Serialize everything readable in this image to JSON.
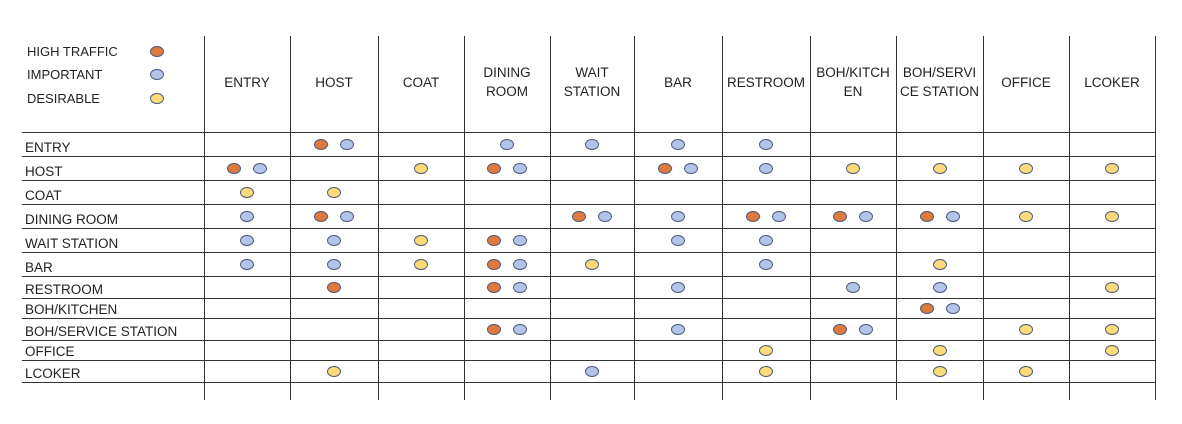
{
  "legend": [
    {
      "label": "HIGH TRAFFIC",
      "level": "high"
    },
    {
      "label": "IMPORTANT",
      "level": "imp"
    },
    {
      "label": "DESIRABLE",
      "level": "des"
    }
  ],
  "colors": {
    "high": "#e07a3c",
    "imp": "#b4c3e8",
    "des": "#fbdc78",
    "line": "#333333",
    "dot_border": "#4a5a7a"
  },
  "columns": [
    "ENTRY",
    "HOST",
    "COAT",
    "DINING\nROOM",
    "WAIT\nSTATION",
    "BAR",
    "RESTROOM",
    "BOH/KITCH\nEN",
    "BOH/SERVI\nCE STATION",
    "OFFICE",
    "LCOKER"
  ],
  "rows": [
    {
      "label": "ENTRY",
      "cells": [
        [],
        [
          "high",
          "imp"
        ],
        [],
        [
          "imp"
        ],
        [
          "imp"
        ],
        [
          "imp"
        ],
        [
          "imp"
        ],
        [],
        [],
        [],
        []
      ]
    },
    {
      "label": "HOST",
      "cells": [
        [
          "high",
          "imp"
        ],
        [],
        [
          "des"
        ],
        [
          "high",
          "imp"
        ],
        [],
        [
          "high",
          "imp"
        ],
        [
          "imp"
        ],
        [
          "des"
        ],
        [
          "des"
        ],
        [
          "des"
        ],
        [
          "des"
        ]
      ]
    },
    {
      "label": "COAT",
      "cells": [
        [
          "des"
        ],
        [
          "des"
        ],
        [],
        [],
        [],
        [],
        [],
        [],
        [],
        [],
        []
      ]
    },
    {
      "label": "DINING ROOM",
      "cells": [
        [
          "imp"
        ],
        [
          "high",
          "imp"
        ],
        [],
        [],
        [
          "high",
          "imp"
        ],
        [
          "imp"
        ],
        [
          "high",
          "imp"
        ],
        [
          "high",
          "imp"
        ],
        [
          "high",
          "imp"
        ],
        [
          "des"
        ],
        [
          "des"
        ]
      ]
    },
    {
      "label": "WAIT STATION",
      "cells": [
        [
          "imp"
        ],
        [
          "imp"
        ],
        [
          "des"
        ],
        [
          "high",
          "imp"
        ],
        [],
        [
          "imp"
        ],
        [
          "imp"
        ],
        [],
        [],
        [],
        []
      ]
    },
    {
      "label": "BAR",
      "cells": [
        [
          "imp"
        ],
        [
          "imp"
        ],
        [
          "des"
        ],
        [
          "high",
          "imp"
        ],
        [
          "des"
        ],
        [],
        [
          "imp"
        ],
        [],
        [
          "des"
        ],
        [],
        []
      ]
    },
    {
      "label": "RESTROOM",
      "cells": [
        [],
        [
          "high"
        ],
        [],
        [
          "high",
          "imp"
        ],
        [],
        [
          "imp"
        ],
        [],
        [
          "imp"
        ],
        [
          "imp"
        ],
        [],
        [
          "des"
        ]
      ]
    },
    {
      "label": "BOH/KITCHEN",
      "cells": [
        [],
        [],
        [],
        [],
        [],
        [],
        [],
        [],
        [
          "high",
          "imp"
        ],
        [],
        []
      ]
    },
    {
      "label": "BOH/SERVICE STATION",
      "cells": [
        [],
        [],
        [],
        [
          "high",
          "imp"
        ],
        [],
        [
          "imp"
        ],
        [],
        [
          "high",
          "imp"
        ],
        [],
        [
          "des"
        ],
        [
          "des"
        ]
      ]
    },
    {
      "label": "OFFICE",
      "cells": [
        [],
        [],
        [],
        [],
        [],
        [],
        [
          "des"
        ],
        [],
        [
          "des"
        ],
        [],
        [
          "des"
        ]
      ]
    },
    {
      "label": "LCOKER",
      "cells": [
        [],
        [
          "des"
        ],
        [],
        [],
        [
          "imp"
        ],
        [],
        [
          "des"
        ],
        [],
        [
          "des"
        ],
        [
          "des"
        ],
        []
      ]
    }
  ]
}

» **STATED TASK**
Write out the listing above again, exactly, but with no pictures in the copy.

» **REPLY TO THE EXERCISE**
Serialize everything readable in this image to JSON.
{
  "legend": [
    {
      "label": "HIGH TRAFFIC",
      "level": "high"
    },
    {
      "label": "IMPORTANT",
      "level": "imp"
    },
    {
      "label": "DESIRABLE",
      "level": "des"
    }
  ],
  "colors": {
    "high": "#e07a3c",
    "imp": "#b4c3e8",
    "des": "#fbdc78",
    "line": "#333333",
    "dot_border": "#4a5a7a"
  },
  "columns": [
    "ENTRY",
    "HOST",
    "COAT",
    "DINING\nROOM",
    "WAIT\nSTATION",
    "BAR",
    "RESTROOM",
    "BOH/KITCH\nEN",
    "BOH/SERVI\nCE STATION",
    "OFFICE",
    "LCOKER"
  ],
  "rows": [
    {
      "label": "ENTRY",
      "cells": [
        [],
        [
          "high",
          "imp"
        ],
        [],
        [
          "imp"
        ],
        [
          "imp"
        ],
        [
          "imp"
        ],
        [
          "imp"
        ],
        [],
        [],
        [],
        []
      ]
    },
    {
      "label": "HOST",
      "cells": [
        [
          "high",
          "imp"
        ],
        [],
        [
          "des"
        ],
        [
          "high",
          "imp"
        ],
        [],
        [
          "high",
          "imp"
        ],
        [
          "imp"
        ],
        [
          "des"
        ],
        [
          "des"
        ],
        [
          "des"
        ],
        [
          "des"
        ]
      ]
    },
    {
      "label": "COAT",
      "cells": [
        [
          "des"
        ],
        [
          "des"
        ],
        [],
        [],
        [],
        [],
        [],
        [],
        [],
        [],
        []
      ]
    },
    {
      "label": "DINING ROOM",
      "cells": [
        [
          "imp"
        ],
        [
          "high",
          "imp"
        ],
        [],
        [],
        [
          "high",
          "imp"
        ],
        [
          "imp"
        ],
        [
          "high",
          "imp"
        ],
        [
          "high",
          "imp"
        ],
        [
          "high",
          "imp"
        ],
        [
          "des"
        ],
        [
          "des"
        ]
      ]
    },
    {
      "label": "WAIT STATION",
      "cells": [
        [
          "imp"
        ],
        [
          "imp"
        ],
        [
          "des"
        ],
        [
          "high",
          "imp"
        ],
        [],
        [
          "imp"
        ],
        [
          "imp"
        ],
        [],
        [],
        [],
        []
      ]
    },
    {
      "label": "BAR",
      "cells": [
        [
          "imp"
        ],
        [
          "imp"
        ],
        [
          "des"
        ],
        [
          "high",
          "imp"
        ],
        [
          "des"
        ],
        [],
        [
          "imp"
        ],
        [],
        [
          "des"
        ],
        [],
        []
      ]
    },
    {
      "label": "RESTROOM",
      "cells": [
        [],
        [
          "high"
        ],
        [],
        [
          "high",
          "imp"
        ],
        [],
        [
          "imp"
        ],
        [],
        [
          "imp"
        ],
        [
          "imp"
        ],
        [],
        [
          "des"
        ]
      ]
    },
    {
      "label": "BOH/KITCHEN",
      "cells": [
        [],
        [],
        [],
        [],
        [],
        [],
        [],
        [],
        [
          "high",
          "imp"
        ],
        [],
        []
      ]
    },
    {
      "label": "BOH/SERVICE STATION",
      "cells": [
        [],
        [],
        [],
        [
          "high",
          "imp"
        ],
        [],
        [
          "imp"
        ],
        [],
        [
          "high",
          "imp"
        ],
        [],
        [
          "des"
        ],
        [
          "des"
        ]
      ]
    },
    {
      "label": "OFFICE",
      "cells": [
        [],
        [],
        [],
        [],
        [],
        [],
        [
          "des"
        ],
        [],
        [
          "des"
        ],
        [],
        [
          "des"
        ]
      ]
    },
    {
      "label": "LCOKER",
      "cells": [
        [],
        [
          "des"
        ],
        [],
        [],
        [
          "imp"
        ],
        [],
        [
          "des"
        ],
        [],
        [
          "des"
        ],
        [
          "des"
        ],
        []
      ]
    }
  ]
}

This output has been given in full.